── PASSAGE PROVIDED
The Secret About How I Hacked The Education System and What I learned: DAY 39


In this post I am going to share a secret with you. I am going to share how I hacked the education system and what I learned from it. And if you are currently a parent to a child in school or to a child that will be going to school I suggest reading the following carefully. The story that I am going to share with you is about how we as parents, even when we think and believe that what our children is learning in school is effective – actually have no clue what they are learning in fact. It is also a story about the imperative of vocabulary and natural learning ability as a keystone in effective education that is virtually non-existent in our current education system. I will start by sharing how I was introduced to words as a child.

See – my example, as a child going to school is not one of academic failures or learning difficulties. From when I was a baby, my grandmother had taken it upon herself to teach me words and show me the world. So she would walk with me in a stroller from the moment I was born and she would talk and talk and talk about the world and everything she saw. I obviously don’t remember any of this, but I learned how to talk early and it was easy for me to formulate words. I have been told that the very first word I spoke was: “Oops!” This came to be so because it was a word used by my father when he dropped something and if you are wondering why my first words wasn’t ‘mom’ or ‘dad’ it is because my parents deliberately taught me to not call them ‘mom’ and ‘dad’. I called them by their first names. Fast-forward to the school age, my mother would read for me every night and if she wasn’t able to read for me, she would put on a cassette tape with a story and I would listen to this before I fell asleep. Throughout the years my mother read many books for me and it wasn’t long until I started to read books for myself. I clearly remember that the reason why I decided to learn how to read, was because it irritated me that the adults that I lived with, wouldn’t read the subtitles to the American TV-shows we were watching anymore, and then I couldn’t understand what was going on. So – I decided to learn how to read and write. So as you can see, I was fortunate. In many ways I had a supportive environment to learn and grow and develop a vocabulary that many children do not have.
────
[WHAT YOU WILL DO]
(A) Do these statements agree with the education post above? (i) The narrator's first spoken word was "mom." (ii) The narrator decided to learn to read because the adults stopped reading the subtitles of American TV shows. (iii) The narrator's grandmother took the narrator out in a stroller from birth. Answer yes or no for each and quote the deciding words from the post.
(B) Write out only the lines of the entries below, from their first line up to and including the line with "info-text: Info: Looking".
── DATA SHOWN
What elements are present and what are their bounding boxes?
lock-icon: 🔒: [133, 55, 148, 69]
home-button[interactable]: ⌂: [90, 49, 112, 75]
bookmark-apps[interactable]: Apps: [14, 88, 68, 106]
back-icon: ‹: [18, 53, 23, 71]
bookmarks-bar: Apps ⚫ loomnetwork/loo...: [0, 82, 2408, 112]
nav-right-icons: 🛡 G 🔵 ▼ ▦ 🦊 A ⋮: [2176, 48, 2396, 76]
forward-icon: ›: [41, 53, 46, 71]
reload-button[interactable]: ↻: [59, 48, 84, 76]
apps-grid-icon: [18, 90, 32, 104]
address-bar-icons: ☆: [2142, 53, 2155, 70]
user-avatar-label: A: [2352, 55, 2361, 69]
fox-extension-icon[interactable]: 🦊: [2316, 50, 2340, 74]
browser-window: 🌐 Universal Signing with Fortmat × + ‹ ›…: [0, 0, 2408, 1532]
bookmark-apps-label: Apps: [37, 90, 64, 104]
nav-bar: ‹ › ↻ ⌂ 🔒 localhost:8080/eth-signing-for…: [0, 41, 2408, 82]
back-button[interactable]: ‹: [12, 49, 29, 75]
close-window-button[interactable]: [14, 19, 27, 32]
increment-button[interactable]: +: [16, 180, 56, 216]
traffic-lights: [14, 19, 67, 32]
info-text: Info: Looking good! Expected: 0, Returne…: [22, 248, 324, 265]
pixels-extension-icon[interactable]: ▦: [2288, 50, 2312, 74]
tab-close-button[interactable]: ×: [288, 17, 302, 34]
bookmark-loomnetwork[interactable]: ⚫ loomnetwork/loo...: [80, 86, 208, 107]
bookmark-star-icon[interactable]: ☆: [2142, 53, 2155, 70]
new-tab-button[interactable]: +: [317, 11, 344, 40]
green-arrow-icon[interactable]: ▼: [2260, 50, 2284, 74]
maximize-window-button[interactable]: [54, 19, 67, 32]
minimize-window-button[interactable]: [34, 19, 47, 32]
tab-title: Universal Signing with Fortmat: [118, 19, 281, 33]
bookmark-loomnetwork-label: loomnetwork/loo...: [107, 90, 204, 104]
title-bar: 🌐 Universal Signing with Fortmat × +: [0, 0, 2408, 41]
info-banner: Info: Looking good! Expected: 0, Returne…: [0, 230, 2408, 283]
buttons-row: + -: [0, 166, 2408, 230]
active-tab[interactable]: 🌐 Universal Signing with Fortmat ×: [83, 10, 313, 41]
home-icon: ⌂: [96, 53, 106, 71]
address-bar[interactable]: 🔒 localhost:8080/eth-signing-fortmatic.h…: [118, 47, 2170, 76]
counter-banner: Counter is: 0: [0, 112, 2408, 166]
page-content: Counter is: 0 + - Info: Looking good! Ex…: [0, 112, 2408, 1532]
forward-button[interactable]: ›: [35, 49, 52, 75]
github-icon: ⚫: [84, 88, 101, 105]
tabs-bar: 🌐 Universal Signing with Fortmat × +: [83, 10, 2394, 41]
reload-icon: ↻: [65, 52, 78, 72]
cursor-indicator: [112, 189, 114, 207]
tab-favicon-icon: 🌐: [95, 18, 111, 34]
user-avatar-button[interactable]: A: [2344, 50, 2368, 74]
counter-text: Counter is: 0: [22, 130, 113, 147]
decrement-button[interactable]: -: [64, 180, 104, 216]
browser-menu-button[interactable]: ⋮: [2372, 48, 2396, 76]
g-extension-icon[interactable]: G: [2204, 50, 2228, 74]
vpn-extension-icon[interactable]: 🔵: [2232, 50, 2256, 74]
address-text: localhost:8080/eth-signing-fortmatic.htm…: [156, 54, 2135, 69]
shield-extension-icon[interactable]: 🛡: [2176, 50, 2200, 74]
────
[ANSWERS TO THE EXERCISES]
(A)
(i) No: "I have been told that the very first word I spoke was: “Oops!”"
(ii) Yes: "it irritated me that the adults that I lived with, wouldn’t read the subtitles to the American TV-shows we were watching anymore"
(iii) Yes: "she would walk with me in a stroller from the moment I was born"

(B)
What elements are present and what are their bounding boxes?
lock-icon: 🔒: [133, 55, 148, 69]
home-button[interactable]: ⌂: [90, 49, 112, 75]
bookmark-apps[interactable]: Apps: [14, 88, 68, 106]
back-icon: ‹: [18, 53, 23, 71]
bookmarks-bar: Apps ⚫ loomnetwork/loo...: [0, 82, 2408, 112]
nav-right-icons: 🛡 G 🔵 ▼ ▦ 🦊 A ⋮: [2176, 48, 2396, 76]
forward-icon: ›: [41, 53, 46, 71]
reload-button[interactable]: ↻: [59, 48, 84, 76]
apps-grid-icon: [18, 90, 32, 104]
address-bar-icons: ☆: [2142, 53, 2155, 70]
user-avatar-label: A: [2352, 55, 2361, 69]
fox-extension-icon[interactable]: 🦊: [2316, 50, 2340, 74]
browser-window: 🌐 Universal Signing with Fortmat × + ‹ ›…: [0, 0, 2408, 1532]
bookmark-apps-label: Apps: [37, 90, 64, 104]
nav-bar: ‹ › ↻ ⌂ 🔒 localhost:8080/eth-signing-for…: [0, 41, 2408, 82]
back-button[interactable]: ‹: [12, 49, 29, 75]
close-window-button[interactable]: [14, 19, 27, 32]
increment-button[interactable]: +: [16, 180, 56, 216]
traffic-lights: [14, 19, 67, 32]
info-text: Info: Looking good! Expected: 0, Returne…: [22, 248, 324, 265]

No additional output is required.